Task brief ::
Go through the data below. List every line that holds the word "goal".

Source material ::
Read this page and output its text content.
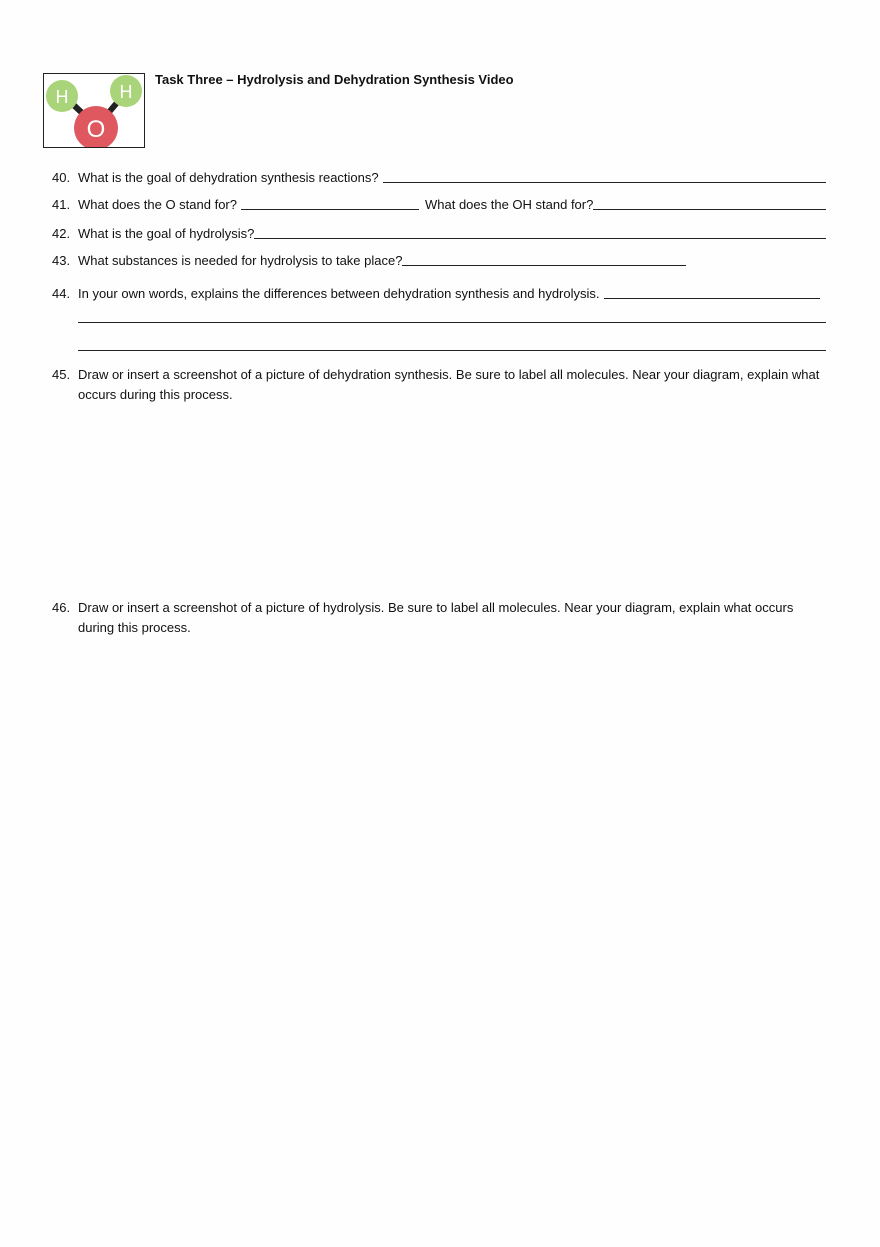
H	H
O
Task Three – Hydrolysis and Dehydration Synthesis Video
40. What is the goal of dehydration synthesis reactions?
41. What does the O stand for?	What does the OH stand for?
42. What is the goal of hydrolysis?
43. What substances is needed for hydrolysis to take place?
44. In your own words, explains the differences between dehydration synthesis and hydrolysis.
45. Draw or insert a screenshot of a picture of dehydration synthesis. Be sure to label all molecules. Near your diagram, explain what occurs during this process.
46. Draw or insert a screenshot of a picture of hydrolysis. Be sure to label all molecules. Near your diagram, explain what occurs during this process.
---
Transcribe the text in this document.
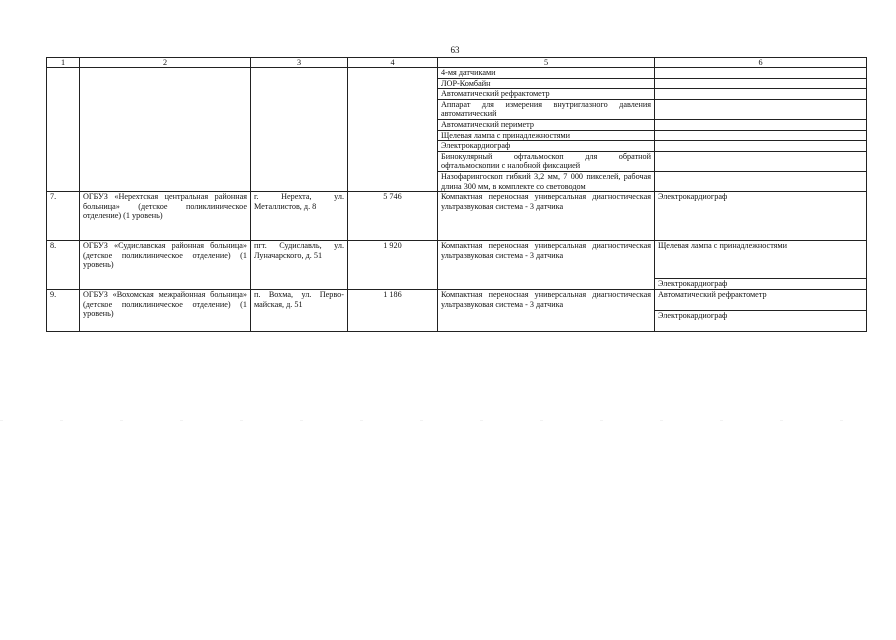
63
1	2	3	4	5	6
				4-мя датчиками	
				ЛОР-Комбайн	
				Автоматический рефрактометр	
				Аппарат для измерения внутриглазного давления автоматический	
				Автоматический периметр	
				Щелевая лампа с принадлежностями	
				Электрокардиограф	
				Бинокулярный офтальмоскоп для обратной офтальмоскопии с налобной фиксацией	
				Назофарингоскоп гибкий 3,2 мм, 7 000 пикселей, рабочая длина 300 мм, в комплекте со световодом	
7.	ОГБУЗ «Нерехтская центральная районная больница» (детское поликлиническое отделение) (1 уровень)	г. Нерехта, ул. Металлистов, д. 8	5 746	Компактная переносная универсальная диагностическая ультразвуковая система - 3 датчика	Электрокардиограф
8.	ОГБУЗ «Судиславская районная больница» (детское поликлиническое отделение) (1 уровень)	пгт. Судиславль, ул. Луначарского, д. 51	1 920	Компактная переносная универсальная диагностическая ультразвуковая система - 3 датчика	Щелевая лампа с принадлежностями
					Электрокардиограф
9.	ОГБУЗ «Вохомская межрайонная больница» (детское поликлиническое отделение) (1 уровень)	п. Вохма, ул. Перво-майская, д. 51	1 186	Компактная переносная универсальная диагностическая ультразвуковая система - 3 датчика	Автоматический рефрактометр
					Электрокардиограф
--
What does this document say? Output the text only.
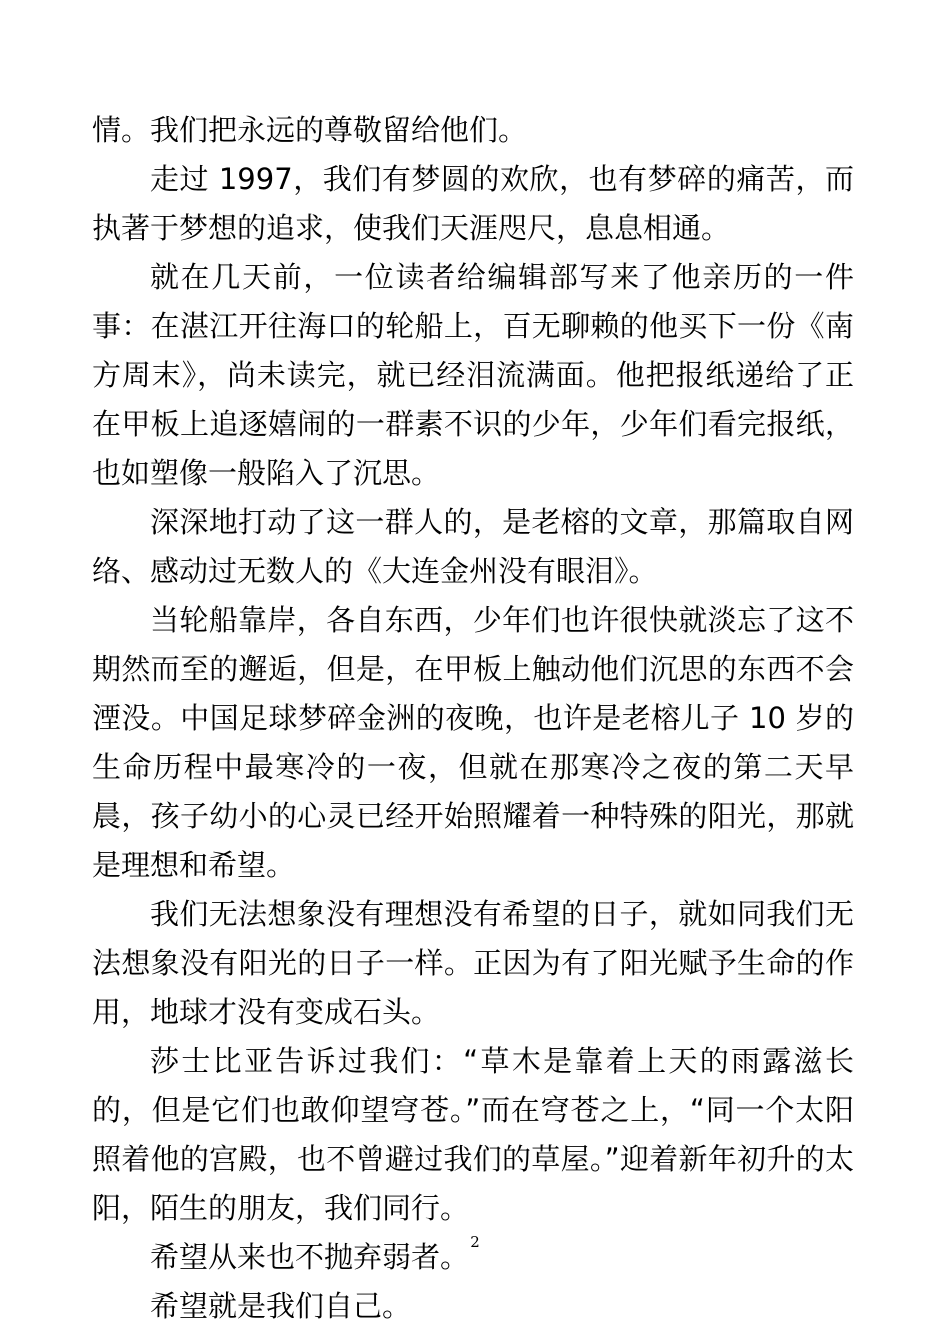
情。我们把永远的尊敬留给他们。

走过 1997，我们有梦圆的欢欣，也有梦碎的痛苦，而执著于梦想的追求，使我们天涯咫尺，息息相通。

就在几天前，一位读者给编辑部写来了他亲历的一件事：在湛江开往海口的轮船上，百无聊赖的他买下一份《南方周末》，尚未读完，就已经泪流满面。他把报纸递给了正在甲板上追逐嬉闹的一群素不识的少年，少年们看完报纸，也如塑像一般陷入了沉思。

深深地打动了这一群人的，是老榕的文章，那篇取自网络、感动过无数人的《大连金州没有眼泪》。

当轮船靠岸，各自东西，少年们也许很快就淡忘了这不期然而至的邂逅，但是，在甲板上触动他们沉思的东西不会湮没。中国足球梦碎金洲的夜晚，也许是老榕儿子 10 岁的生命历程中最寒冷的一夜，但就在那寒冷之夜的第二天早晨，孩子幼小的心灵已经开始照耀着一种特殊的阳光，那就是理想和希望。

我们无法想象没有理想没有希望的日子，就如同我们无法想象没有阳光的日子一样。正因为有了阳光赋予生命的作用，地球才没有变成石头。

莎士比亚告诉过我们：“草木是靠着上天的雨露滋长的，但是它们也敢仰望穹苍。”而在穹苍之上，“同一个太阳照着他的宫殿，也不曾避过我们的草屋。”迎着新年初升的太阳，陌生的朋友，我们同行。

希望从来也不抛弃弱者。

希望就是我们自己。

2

Result of the exercise ::
40. What is the goal of dehydration synthesis reactions?
42. What is the goal of hydrolysis?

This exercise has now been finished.